§ EXCERPTED RECORDS:

__________

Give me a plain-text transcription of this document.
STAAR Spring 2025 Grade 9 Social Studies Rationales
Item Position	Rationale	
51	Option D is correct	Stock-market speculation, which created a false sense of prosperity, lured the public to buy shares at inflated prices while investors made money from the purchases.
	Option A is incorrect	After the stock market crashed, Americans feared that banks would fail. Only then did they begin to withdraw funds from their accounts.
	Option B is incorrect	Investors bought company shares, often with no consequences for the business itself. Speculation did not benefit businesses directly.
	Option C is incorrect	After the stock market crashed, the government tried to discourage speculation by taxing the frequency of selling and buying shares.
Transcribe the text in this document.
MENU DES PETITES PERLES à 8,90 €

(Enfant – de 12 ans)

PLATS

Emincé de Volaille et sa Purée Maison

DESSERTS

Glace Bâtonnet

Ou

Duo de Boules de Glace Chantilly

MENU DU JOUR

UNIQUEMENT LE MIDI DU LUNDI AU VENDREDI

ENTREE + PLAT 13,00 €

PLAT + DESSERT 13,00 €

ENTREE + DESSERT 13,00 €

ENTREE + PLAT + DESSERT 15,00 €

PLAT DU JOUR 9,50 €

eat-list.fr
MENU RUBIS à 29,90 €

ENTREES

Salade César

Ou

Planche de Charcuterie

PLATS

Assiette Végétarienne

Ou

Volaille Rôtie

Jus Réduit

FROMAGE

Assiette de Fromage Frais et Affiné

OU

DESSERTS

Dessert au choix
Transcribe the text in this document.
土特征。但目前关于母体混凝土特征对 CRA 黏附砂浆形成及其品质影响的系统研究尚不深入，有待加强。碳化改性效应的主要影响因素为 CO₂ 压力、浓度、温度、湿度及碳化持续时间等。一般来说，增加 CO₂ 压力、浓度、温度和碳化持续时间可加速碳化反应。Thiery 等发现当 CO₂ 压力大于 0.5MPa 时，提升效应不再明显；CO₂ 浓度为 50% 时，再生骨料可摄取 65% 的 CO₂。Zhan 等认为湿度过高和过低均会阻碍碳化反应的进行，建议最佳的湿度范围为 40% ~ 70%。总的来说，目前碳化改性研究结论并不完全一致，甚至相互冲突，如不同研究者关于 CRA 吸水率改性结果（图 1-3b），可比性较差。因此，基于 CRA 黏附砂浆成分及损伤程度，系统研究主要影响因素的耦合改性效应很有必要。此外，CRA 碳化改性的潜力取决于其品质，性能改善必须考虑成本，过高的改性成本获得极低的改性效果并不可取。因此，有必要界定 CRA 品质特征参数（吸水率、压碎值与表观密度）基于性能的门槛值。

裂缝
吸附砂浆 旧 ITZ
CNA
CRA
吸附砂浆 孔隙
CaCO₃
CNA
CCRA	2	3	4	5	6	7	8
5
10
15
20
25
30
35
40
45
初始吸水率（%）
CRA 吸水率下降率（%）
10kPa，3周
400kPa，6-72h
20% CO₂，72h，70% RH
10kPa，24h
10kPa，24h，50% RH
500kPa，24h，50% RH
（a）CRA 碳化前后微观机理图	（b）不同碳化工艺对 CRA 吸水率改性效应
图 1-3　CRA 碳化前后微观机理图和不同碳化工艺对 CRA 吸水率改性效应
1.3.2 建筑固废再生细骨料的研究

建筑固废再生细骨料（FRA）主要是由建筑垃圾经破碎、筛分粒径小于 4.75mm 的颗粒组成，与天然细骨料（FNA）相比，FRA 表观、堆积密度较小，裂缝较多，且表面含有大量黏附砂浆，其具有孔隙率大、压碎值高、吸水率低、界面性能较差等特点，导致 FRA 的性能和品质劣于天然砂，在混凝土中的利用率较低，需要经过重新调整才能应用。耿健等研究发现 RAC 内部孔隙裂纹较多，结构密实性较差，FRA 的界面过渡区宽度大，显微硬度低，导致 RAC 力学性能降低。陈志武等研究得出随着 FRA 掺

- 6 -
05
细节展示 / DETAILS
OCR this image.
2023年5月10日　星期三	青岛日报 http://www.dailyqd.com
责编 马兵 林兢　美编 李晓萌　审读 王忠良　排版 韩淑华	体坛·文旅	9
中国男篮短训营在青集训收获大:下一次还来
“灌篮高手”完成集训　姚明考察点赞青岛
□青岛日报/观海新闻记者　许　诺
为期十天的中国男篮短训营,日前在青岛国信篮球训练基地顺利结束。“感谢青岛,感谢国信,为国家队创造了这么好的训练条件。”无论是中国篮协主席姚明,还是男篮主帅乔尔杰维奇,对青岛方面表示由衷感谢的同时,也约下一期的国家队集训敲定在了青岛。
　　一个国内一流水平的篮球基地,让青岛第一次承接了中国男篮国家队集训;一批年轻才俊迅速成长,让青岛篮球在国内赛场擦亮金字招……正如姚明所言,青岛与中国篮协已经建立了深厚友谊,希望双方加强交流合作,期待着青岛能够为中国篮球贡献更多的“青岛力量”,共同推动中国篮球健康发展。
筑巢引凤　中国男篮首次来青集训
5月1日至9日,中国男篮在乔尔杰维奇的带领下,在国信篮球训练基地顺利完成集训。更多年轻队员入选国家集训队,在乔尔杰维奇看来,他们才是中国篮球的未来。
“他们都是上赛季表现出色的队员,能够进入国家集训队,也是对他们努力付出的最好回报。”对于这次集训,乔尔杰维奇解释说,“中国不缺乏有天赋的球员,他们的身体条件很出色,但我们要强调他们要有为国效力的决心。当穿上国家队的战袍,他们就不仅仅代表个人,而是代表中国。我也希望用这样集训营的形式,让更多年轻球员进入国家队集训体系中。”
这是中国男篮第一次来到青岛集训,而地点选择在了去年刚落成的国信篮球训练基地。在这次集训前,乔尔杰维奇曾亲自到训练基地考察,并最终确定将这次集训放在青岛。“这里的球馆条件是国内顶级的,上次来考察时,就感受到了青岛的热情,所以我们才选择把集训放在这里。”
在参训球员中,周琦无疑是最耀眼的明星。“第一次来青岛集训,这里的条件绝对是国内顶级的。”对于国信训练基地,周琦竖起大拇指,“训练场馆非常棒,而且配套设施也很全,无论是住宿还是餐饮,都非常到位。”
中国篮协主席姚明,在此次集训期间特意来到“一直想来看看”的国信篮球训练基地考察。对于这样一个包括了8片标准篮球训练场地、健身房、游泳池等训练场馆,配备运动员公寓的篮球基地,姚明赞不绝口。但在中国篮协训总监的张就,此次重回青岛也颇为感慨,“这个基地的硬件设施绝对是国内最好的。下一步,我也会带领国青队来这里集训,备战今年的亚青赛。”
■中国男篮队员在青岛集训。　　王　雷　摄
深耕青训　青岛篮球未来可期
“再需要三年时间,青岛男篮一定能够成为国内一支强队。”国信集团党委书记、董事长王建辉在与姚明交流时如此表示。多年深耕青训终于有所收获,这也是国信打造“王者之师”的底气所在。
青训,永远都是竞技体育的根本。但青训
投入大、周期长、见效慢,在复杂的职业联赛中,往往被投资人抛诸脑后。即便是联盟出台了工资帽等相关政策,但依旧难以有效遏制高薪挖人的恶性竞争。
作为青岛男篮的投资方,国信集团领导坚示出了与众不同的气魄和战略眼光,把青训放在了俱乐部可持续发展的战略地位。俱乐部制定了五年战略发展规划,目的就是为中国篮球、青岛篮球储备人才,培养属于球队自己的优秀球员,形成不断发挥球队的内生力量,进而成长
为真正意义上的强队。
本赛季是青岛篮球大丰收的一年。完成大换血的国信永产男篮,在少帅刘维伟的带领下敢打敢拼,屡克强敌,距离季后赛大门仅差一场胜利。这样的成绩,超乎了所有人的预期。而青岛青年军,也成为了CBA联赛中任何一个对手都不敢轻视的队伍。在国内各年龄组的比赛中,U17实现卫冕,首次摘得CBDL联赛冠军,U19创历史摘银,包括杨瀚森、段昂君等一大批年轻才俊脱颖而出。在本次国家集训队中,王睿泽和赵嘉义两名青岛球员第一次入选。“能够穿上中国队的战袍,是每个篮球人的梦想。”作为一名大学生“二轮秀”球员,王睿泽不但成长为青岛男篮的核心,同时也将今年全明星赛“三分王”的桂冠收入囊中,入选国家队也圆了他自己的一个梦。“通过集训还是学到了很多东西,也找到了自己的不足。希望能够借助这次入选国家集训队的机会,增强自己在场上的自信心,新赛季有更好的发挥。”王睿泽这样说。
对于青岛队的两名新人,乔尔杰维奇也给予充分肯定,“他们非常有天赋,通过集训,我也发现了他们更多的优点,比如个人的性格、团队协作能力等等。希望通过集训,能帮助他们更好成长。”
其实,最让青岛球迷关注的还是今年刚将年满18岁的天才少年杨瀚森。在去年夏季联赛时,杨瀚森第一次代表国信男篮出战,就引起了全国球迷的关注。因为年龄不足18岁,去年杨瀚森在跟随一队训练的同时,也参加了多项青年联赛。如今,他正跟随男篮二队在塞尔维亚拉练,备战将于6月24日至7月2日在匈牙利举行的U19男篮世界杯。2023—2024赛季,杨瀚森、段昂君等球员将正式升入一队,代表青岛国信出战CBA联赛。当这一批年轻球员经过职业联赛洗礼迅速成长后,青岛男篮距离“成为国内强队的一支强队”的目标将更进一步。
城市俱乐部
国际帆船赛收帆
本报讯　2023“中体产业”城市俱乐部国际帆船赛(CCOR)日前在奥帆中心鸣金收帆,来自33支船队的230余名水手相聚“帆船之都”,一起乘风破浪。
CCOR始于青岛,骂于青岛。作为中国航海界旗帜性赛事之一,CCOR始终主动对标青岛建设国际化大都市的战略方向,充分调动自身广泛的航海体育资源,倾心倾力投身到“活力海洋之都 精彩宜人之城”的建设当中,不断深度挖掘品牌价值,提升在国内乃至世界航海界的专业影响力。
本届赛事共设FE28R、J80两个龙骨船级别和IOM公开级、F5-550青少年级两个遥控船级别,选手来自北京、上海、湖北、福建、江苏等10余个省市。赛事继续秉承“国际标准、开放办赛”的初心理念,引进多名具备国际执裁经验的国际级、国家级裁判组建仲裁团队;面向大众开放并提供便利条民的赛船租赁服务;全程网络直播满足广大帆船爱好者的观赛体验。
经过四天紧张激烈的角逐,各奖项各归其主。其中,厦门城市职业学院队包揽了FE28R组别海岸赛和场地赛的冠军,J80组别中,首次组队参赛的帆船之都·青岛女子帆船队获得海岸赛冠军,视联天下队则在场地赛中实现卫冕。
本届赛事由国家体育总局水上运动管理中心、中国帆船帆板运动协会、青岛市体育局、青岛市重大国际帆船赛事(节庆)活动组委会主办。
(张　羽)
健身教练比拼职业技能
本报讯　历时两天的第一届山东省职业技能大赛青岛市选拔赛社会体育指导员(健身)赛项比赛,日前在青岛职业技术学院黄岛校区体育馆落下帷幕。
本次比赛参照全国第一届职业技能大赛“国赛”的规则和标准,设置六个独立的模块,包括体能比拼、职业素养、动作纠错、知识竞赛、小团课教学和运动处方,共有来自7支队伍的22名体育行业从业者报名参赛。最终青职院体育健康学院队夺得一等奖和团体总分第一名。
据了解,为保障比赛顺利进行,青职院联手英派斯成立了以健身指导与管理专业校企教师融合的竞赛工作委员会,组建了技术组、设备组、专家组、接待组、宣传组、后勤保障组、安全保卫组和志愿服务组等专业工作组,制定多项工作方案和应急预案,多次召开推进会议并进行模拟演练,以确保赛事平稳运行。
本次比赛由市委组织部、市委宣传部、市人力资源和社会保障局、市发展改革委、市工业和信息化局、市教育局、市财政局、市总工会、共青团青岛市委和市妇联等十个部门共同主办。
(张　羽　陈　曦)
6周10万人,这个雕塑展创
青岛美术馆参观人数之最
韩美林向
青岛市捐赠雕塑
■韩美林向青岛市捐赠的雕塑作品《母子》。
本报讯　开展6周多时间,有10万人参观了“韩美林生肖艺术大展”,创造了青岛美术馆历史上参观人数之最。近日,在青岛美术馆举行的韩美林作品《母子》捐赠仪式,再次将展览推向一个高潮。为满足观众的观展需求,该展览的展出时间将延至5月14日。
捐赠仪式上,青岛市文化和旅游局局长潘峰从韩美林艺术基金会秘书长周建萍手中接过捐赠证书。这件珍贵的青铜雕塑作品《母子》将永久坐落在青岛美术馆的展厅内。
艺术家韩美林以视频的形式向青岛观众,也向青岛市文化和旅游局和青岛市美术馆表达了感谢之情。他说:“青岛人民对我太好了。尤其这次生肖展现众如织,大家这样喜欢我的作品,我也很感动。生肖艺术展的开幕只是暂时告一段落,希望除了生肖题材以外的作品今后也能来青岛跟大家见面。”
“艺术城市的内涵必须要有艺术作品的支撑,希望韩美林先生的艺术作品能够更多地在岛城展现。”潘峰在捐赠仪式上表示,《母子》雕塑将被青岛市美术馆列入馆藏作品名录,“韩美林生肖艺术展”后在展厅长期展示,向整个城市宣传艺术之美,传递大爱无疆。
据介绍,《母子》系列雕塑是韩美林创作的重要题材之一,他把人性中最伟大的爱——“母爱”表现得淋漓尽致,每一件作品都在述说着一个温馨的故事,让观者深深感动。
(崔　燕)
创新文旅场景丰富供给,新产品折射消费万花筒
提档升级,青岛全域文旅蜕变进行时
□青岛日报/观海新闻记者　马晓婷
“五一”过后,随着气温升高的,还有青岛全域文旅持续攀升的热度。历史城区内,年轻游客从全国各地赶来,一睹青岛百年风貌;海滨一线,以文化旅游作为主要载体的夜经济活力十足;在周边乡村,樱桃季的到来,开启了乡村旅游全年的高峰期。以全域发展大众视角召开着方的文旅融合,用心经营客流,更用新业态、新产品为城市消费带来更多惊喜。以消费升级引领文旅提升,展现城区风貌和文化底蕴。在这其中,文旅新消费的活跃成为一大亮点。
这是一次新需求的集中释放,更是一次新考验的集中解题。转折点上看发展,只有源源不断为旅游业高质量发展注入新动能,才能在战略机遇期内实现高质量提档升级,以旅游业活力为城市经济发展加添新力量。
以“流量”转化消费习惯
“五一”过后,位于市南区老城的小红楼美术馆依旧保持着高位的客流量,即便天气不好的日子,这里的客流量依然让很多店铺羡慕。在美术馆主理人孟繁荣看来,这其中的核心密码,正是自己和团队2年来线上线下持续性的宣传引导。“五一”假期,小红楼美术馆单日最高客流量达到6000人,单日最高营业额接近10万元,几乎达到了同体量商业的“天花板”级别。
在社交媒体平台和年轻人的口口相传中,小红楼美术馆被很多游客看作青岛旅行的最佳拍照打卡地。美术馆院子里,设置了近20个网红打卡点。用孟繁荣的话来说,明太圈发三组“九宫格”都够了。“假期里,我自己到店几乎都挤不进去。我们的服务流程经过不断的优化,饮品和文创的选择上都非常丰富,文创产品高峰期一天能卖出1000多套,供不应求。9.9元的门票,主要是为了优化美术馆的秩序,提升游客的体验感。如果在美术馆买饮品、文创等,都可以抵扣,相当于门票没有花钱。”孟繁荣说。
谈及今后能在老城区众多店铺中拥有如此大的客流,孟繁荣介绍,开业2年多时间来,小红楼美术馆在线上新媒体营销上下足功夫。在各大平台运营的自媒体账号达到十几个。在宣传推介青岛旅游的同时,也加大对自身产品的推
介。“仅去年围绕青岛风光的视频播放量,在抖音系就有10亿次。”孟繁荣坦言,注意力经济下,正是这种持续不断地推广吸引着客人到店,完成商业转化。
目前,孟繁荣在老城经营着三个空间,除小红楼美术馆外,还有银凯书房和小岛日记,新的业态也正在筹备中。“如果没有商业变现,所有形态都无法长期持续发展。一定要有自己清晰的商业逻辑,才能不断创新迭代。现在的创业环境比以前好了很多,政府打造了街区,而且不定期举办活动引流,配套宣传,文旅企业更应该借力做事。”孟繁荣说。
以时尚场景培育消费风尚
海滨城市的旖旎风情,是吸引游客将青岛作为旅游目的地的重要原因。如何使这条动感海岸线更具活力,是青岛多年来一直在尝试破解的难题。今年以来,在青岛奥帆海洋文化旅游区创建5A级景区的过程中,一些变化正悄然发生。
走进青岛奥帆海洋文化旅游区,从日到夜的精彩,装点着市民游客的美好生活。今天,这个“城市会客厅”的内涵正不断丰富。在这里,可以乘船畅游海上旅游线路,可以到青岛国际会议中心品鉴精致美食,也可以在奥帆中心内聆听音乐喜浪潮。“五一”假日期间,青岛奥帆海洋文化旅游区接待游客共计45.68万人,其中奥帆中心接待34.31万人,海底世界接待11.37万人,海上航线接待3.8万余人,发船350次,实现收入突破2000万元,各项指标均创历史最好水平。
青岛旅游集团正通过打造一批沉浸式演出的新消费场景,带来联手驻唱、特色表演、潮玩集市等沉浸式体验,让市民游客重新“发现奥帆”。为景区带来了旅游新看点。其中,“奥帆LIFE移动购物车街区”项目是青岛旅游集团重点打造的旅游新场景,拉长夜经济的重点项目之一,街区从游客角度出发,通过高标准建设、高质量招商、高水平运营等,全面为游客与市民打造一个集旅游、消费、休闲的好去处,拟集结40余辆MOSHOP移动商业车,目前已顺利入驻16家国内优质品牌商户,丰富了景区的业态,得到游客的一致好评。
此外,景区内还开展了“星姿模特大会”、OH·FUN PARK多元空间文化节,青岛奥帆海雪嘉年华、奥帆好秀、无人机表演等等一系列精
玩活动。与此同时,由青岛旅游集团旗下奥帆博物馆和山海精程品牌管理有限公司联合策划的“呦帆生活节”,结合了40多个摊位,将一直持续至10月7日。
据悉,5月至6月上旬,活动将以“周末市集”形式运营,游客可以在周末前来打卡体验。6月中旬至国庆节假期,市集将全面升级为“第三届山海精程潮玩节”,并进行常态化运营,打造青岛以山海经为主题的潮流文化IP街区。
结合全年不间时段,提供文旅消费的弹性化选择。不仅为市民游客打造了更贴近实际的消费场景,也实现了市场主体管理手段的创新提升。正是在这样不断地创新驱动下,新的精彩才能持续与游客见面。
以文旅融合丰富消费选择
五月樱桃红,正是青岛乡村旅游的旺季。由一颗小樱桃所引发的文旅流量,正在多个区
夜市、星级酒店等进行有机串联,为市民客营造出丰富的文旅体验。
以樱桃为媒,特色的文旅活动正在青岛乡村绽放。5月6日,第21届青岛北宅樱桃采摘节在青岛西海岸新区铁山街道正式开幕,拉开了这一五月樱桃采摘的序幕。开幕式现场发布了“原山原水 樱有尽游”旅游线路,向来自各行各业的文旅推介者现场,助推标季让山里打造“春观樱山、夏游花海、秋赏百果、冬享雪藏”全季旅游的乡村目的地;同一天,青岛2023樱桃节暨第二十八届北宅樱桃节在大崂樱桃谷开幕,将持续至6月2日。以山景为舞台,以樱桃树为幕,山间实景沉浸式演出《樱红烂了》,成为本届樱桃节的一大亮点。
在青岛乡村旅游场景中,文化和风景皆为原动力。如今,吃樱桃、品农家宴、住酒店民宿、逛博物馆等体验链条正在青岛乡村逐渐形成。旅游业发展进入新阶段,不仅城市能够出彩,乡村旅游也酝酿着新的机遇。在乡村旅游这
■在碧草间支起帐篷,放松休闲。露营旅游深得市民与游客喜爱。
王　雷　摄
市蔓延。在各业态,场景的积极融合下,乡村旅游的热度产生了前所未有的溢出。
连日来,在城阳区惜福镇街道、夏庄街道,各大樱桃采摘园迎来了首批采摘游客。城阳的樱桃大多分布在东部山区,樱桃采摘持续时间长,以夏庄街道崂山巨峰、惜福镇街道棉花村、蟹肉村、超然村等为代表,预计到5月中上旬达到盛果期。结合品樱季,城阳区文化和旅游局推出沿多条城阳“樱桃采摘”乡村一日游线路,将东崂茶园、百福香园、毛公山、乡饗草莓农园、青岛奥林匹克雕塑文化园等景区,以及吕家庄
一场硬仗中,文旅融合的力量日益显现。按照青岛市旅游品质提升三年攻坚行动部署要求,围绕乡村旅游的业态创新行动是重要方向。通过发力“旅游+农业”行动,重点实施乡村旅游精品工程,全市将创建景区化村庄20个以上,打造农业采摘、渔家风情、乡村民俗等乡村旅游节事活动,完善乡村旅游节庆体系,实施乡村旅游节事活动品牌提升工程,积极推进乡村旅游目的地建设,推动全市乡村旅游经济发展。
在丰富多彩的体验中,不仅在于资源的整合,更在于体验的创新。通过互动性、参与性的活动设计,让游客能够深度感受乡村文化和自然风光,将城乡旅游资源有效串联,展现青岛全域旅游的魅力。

__________

§ EXERCISE AIM: Pick out the lines containing the string "孟繁荣说".

§ CORRECT ANSWER:
在社交媒体平台和年轻人的口口相传中,小红楼美术馆被很多游客看作青岛旅行的最佳拍照打卡地。美术馆院子里,设置了近20个网红打卡点。用孟繁荣的话来说,明太圈发三组“九宫格”都够了。“假期里,我自己到店几乎都挤不进去。我们的服务流程经过不断的优化,饮品和文创的选择上都非常丰富,文创产品高峰期一天能卖出1000多套,供不应求。9.9元的门票,主要是为了优化美术馆的秩序,提升游客的体验感。如果在美术馆买饮品、文创等,都可以抵扣,相当于门票没有花钱。”孟繁荣说。
目前,孟繁荣在老城经营着三个空间,除小红楼美术馆外,还有银凯书房和小岛日记,新的业态也正在筹备中。“如果没有商业变现,所有形态都无法长期持续发展。一定要有自己清晰的商业逻辑,才能不断创新迭代。现在的创业环境比以前好了很多,政府打造了街区,而且不定期举办活动引流,配套宣传,文旅企业更应该借力做事。”孟繁荣说。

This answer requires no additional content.